## Problem requirements
Set down each entry from the block beneath, exactly as written.

* BEGIN *

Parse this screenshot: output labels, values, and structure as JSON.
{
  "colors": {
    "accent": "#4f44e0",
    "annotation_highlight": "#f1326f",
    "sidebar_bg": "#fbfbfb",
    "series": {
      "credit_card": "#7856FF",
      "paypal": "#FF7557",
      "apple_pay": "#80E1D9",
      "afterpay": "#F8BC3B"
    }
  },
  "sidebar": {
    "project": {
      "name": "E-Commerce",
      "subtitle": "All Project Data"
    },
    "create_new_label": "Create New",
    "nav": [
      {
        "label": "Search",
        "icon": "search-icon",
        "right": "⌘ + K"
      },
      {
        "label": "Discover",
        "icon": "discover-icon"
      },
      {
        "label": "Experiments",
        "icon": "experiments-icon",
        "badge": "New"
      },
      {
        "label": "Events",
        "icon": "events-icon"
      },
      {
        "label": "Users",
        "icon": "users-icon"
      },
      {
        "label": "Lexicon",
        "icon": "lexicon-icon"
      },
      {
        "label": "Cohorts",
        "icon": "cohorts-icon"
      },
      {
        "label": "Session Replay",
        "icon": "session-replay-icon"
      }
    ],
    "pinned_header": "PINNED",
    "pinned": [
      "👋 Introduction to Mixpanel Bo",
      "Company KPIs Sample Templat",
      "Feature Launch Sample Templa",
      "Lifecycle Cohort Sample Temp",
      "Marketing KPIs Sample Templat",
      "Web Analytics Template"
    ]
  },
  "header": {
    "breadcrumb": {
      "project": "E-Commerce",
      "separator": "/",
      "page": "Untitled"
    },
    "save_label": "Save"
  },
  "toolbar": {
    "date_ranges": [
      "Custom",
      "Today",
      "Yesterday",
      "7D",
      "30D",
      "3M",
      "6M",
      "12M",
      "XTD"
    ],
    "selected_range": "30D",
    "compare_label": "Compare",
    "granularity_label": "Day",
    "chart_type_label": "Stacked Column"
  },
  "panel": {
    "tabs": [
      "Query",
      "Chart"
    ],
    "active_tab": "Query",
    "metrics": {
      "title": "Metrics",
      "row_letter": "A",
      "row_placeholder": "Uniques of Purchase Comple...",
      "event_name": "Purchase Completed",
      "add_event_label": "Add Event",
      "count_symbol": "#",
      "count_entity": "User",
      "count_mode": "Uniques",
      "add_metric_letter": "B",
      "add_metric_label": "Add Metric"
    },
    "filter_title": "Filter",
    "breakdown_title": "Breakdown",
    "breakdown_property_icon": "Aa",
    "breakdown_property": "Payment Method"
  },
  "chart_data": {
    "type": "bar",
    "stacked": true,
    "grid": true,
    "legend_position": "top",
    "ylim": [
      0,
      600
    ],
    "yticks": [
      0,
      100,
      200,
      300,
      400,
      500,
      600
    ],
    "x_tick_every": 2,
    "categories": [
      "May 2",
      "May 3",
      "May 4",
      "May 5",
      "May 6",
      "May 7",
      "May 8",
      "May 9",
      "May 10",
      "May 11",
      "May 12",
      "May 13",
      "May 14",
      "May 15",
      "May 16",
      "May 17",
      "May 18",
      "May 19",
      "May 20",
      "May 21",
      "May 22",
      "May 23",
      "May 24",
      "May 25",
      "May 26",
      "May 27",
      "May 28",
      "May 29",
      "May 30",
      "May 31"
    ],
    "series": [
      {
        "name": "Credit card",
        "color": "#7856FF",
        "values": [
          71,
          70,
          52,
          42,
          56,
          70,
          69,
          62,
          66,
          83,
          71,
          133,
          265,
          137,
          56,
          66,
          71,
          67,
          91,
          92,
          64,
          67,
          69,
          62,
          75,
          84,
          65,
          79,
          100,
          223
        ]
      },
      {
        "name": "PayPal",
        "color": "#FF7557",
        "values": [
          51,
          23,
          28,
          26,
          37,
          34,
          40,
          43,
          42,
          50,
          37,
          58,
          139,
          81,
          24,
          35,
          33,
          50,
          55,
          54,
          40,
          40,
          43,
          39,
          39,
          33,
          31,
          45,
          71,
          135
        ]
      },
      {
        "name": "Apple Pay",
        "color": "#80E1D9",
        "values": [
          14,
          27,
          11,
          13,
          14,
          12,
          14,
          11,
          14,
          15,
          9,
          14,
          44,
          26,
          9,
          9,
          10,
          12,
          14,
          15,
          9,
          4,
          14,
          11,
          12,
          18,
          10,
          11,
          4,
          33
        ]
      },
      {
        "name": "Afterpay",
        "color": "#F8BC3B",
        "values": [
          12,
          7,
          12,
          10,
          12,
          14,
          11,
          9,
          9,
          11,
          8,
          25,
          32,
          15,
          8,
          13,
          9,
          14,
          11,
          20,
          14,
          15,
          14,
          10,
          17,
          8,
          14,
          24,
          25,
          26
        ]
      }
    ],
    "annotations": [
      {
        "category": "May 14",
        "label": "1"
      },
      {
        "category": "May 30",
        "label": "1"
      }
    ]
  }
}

* END *

## Expected answer
Parse this screenshot: output labels, values, and structure as JSON.
{
  "colors": {
    "accent": "#4f44e0",
    "annotation_highlight": "#f1326f",
    "sidebar_bg": "#fbfbfb",
    "series": {
      "credit_card": "#7856FF",
      "paypal": "#FF7557",
      "apple_pay": "#80E1D9",
      "afterpay": "#F8BC3B"
    }
  },
  "sidebar": {
    "project": {
      "name": "E-Commerce",
      "subtitle": "All Project Data"
    },
    "create_new_label": "Create New",
    "nav": [
      {
        "label": "Search",
        "icon": "search-icon",
        "right": "⌘ + K"
      },
      {
        "label": "Discover",
        "icon": "discover-icon"
      },
      {
        "label": "Experiments",
        "icon": "experiments-icon",
        "badge": "New"
      },
      {
        "label": "Events",
        "icon": "events-icon"
      },
      {
        "label": "Users",
        "icon": "users-icon"
      },
      {
        "label": "Lexicon",
        "icon": "lexicon-icon"
      },
      {
        "label": "Cohorts",
        "icon": "cohorts-icon"
      },
      {
        "label": "Session Replay",
        "icon": "session-replay-icon"
      }
    ],
    "pinned_header": "PINNED",
    "pinned": [
      "👋 Introduction to Mixpanel Bo",
      "Company KPIs Sample Templat",
      "Feature Launch Sample Templa",
      "Lifecycle Cohort Sample Temp",
      "Marketing KPIs Sample Templat",
      "Web Analytics Template"
    ]
  },
  "header": {
    "breadcrumb": {
      "project": "E-Commerce",
      "separator": "/",
      "page": "Untitled"
    },
    "save_label": "Save"
  },
  "toolbar": {
    "date_ranges": [
      "Custom",
      "Today",
      "Yesterday",
      "7D",
      "30D",
      "3M",
      "6M",
      "12M",
      "XTD"
    ],
    "selected_range": "30D",
    "compare_label": "Compare",
    "granularity_label": "Day",
    "chart_type_label": "Stacked Column"
  },
  "panel": {
    "tabs": [
      "Query",
      "Chart"
    ],
    "active_tab": "Query",
    "metrics": {
      "title": "Metrics",
      "row_letter": "A",
      "row_placeholder": "Uniques of Purchase Comple...",
      "event_name": "Purchase Completed",
      "add_event_label": "Add Event",
      "count_symbol": "#",
      "count_entity": "User",
      "count_mode": "Uniques",
      "add_metric_letter": "B",
      "add_metric_label": "Add Metric"
    },
    "filter_title": "Filter",
    "breakdown_title": "Breakdown",
    "breakdown_property_icon": "Aa",
    "breakdown_property": "Payment Method"
  },
  "chart_data": {
    "type": "bar",
    "stacked": true,
    "grid": true,
    "legend_position": "top",
    "ylim": [
      0,
      600
    ],
    "yticks": [
      0,
      100,
      200,
      300,
      400,
      500,
      600
    ],
    "x_tick_every": 2,
    "categories": [
      "May 2",
      "May 3",
      "May 4",
      "May 5",
      "May 6",
      "May 7",
      "May 8",
      "May 9",
      "May 10",
      "May 11",
      "May 12",
      "May 13",
      "May 14",
      "May 15",
      "May 16",
      "May 17",
      "May 18",
      "May 19",
      "May 20",
      "May 21",
      "May 22",
      "May 23",
      "May 24",
      "May 25",
      "May 26",
      "May 27",
      "May 28",
      "May 29",
      "May 30",
      "May 31"
    ],
    "series": [
      {
        "name": "Credit card",
        "color": "#7856FF",
        "values": [
          71,
          70,
          52,
          42,
          56,
          70,
          69,
          62,
          66,
          83,
          71,
          133,
          265,
          137,
          56,
          66,
          71,
          67,
          91,
          92,
          64,
          67,
          69,
          62,
          75,
          84,
          65,
          79,
          100,
          223
        ]
      },
      {
        "name": "PayPal",
        "color": "#FF7557",
        "values": [
          51,
          23,
          28,
          26,
          37,
          34,
          40,
          43,
          42,
          50,
          37,
          58,
          139,
          81,
          24,
          35,
          33,
          50,
          55,
          54,
          40,
          40,
          43,
          39,
          39,
          33,
          31,
          45,
          71,
          135
        ]
      },
      {
        "name": "Apple Pay",
        "color": "#80E1D9",
        "values": [
          14,
          27,
          11,
          13,
          14,
          12,
          14,
          11,
          14,
          15,
          9,
          14,
          44,
          26,
          9,
          9,
          10,
          12,
          14,
          15,
          9,
          4,
          14,
          11,
          12,
          18,
          10,
          11,
          4,
          33
        ]
      },
      {
        "name": "Afterpay",
        "color": "#F8BC3B",
        "values": [
          12,
          7,
          12,
          10,
          12,
          14,
          11,
          9,
          9,
          11,
          8,
          25,
          32,
          15,
          8,
          13,
          9,
          14,
          11,
          20,
          14,
          15,
          14,
          10,
          17,
          8,
          14,
          24,
          25,
          26
        ]
      }
    ],
    "annotations": [
      {
        "category": "May 14",
        "label": "1"
      },
      {
        "category": "May 30",
        "label": "1"
      }
    ]
  }
}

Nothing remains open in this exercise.